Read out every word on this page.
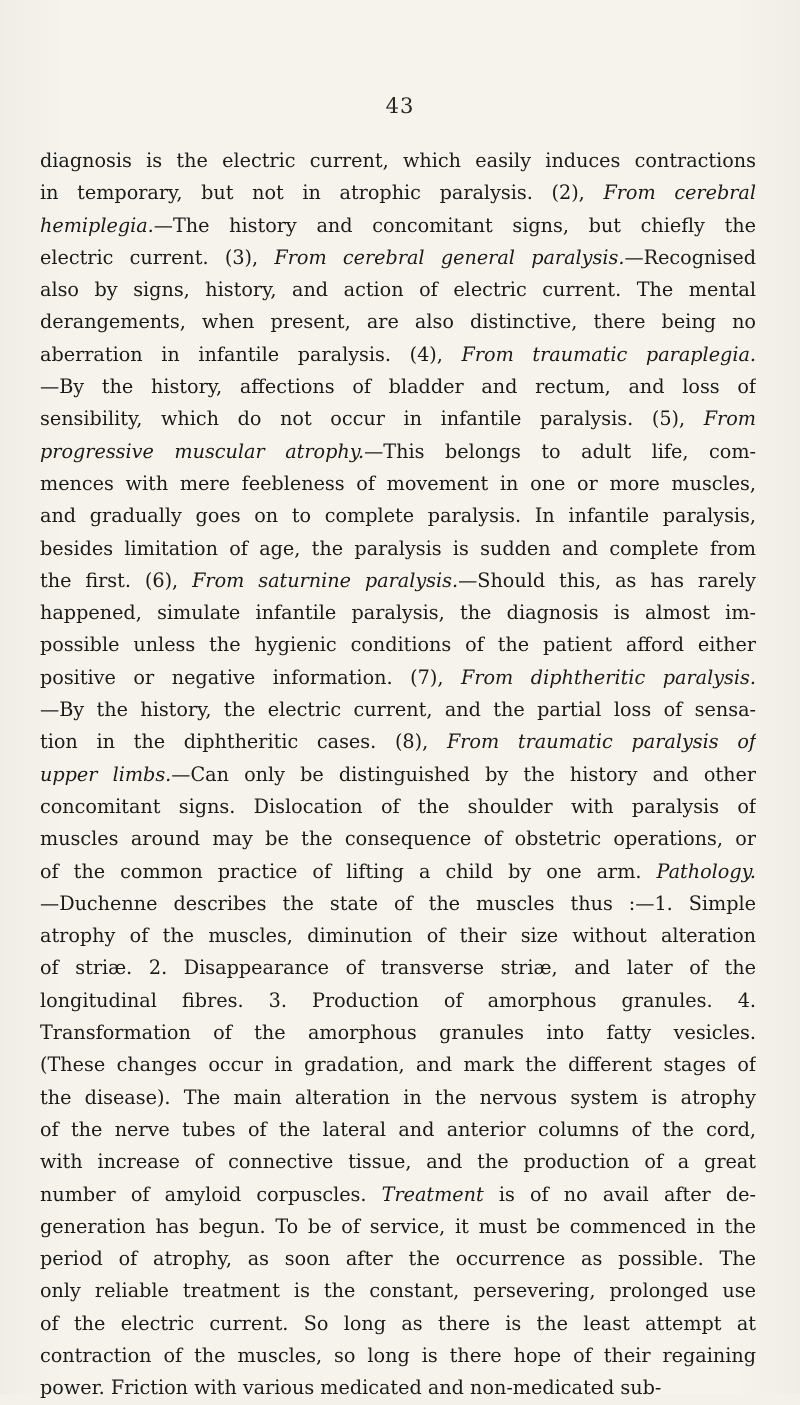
43
diagnosis is the electric current, which easily induces contractions
in temporary, but not in atrophic paralysis. (2), From cerebral
hemiplegia.—The history and concomitant signs, but chiefly the
electric current. (3), From cerebral general paralysis.—Recognised
also by signs, history, and action of electric current. The mental
derangements, when present, are also distinctive, there being no
aberration in infantile paralysis. (4), From traumatic paraplegia.
—By the history, affections of bladder and rectum, and loss of
sensibility, which do not occur in infantile paralysis. (5), From
progressive muscular atrophy.—This belongs to adult life, com-
mences with mere feebleness of movement in one or more muscles,
and gradually goes on to complete paralysis. In infantile paralysis,
besides limitation of age, the paralysis is sudden and complete from
the first. (6), From saturnine paralysis.—Should this, as has rarely
happened, simulate infantile paralysis, the diagnosis is almost im-
possible unless the hygienic conditions of the patient afford either
positive or negative information. (7), From diphtheritic paralysis.
—By the history, the electric current, and the partial loss of sensa-
tion in the diphtheritic cases. (8), From traumatic paralysis of
upper limbs.—Can only be distinguished by the history and other
concomitant signs. Dislocation of the shoulder with paralysis of
muscles around may be the consequence of obstetric operations, or
of the common practice of lifting a child by one arm. Pathology.
—Duchenne describes the state of the muscles thus :—1. Simple
atrophy of the muscles, diminution of their size without alteration
of striæ. 2. Disappearance of transverse striæ, and later of the
longitudinal fibres. 3. Production of amorphous granules. 4.
Transformation of the amorphous granules into fatty vesicles.
(These changes occur in gradation, and mark the different stages of
the disease). The main alteration in the nervous system is atrophy
of the nerve tubes of the lateral and anterior columns of the cord,
with increase of connective tissue, and the production of a great
number of amyloid corpuscles. Treatment is of no avail after de-
generation has begun. To be of service, it must be commenced in the
period of atrophy, as soon after the occurrence as possible. The
only reliable treatment is the constant, persevering, prolonged use
of the electric current. So long as there is the least attempt at
contraction of the muscles, so long is there hope of their regaining
power. Friction with various medicated and non-medicated sub-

══════════════════════════════

(What to work on): Quote the material exactly. Pictures stay out.

(Completed exercise):
Read out every word on this page.
43
diagnosis is the electric current, which easily induces contractions
in temporary, but not in atrophic paralysis. (2), From cerebral
hemiplegia.—The history and concomitant signs, but chiefly the
electric current. (3), From cerebral general paralysis.—Recognised
also by signs, history, and action of electric current. The mental
derangements, when present, are also distinctive, there being no
aberration in infantile paralysis. (4), From traumatic paraplegia.
—By the history, affections of bladder and rectum, and loss of
sensibility, which do not occur in infantile paralysis. (5), From
progressive muscular atrophy.—This belongs to adult life, com-
mences with mere feebleness of movement in one or more muscles,
and gradually goes on to complete paralysis. In infantile paralysis,
besides limitation of age, the paralysis is sudden and complete from
the first. (6), From saturnine paralysis.—Should this, as has rarely
happened, simulate infantile paralysis, the diagnosis is almost im-
possible unless the hygienic conditions of the patient afford either
positive or negative information. (7), From diphtheritic paralysis.
—By the history, the electric current, and the partial loss of sensa-
tion in the diphtheritic cases. (8), From traumatic paralysis of
upper limbs.—Can only be distinguished by the history and other
concomitant signs. Dislocation of the shoulder with paralysis of
muscles around may be the consequence of obstetric operations, or
of the common practice of lifting a child by one arm. Pathology.
—Duchenne describes the state of the muscles thus :—1. Simple
atrophy of the muscles, diminution of their size without alteration
of striæ. 2. Disappearance of transverse striæ, and later of the
longitudinal fibres. 3. Production of amorphous granules. 4.
Transformation of the amorphous granules into fatty vesicles.
(These changes occur in gradation, and mark the different stages of
the disease). The main alteration in the nervous system is atrophy
of the nerve tubes of the lateral and anterior columns of the cord,
with increase of connective tissue, and the production of a great
number of amyloid corpuscles. Treatment is of no avail after de-
generation has begun. To be of service, it must be commenced in the
period of atrophy, as soon after the occurrence as possible. The
only reliable treatment is the constant, persevering, prolonged use
of the electric current. So long as there is the least attempt at
contraction of the muscles, so long is there hope of their regaining
power. Friction with various medicated and non-medicated sub-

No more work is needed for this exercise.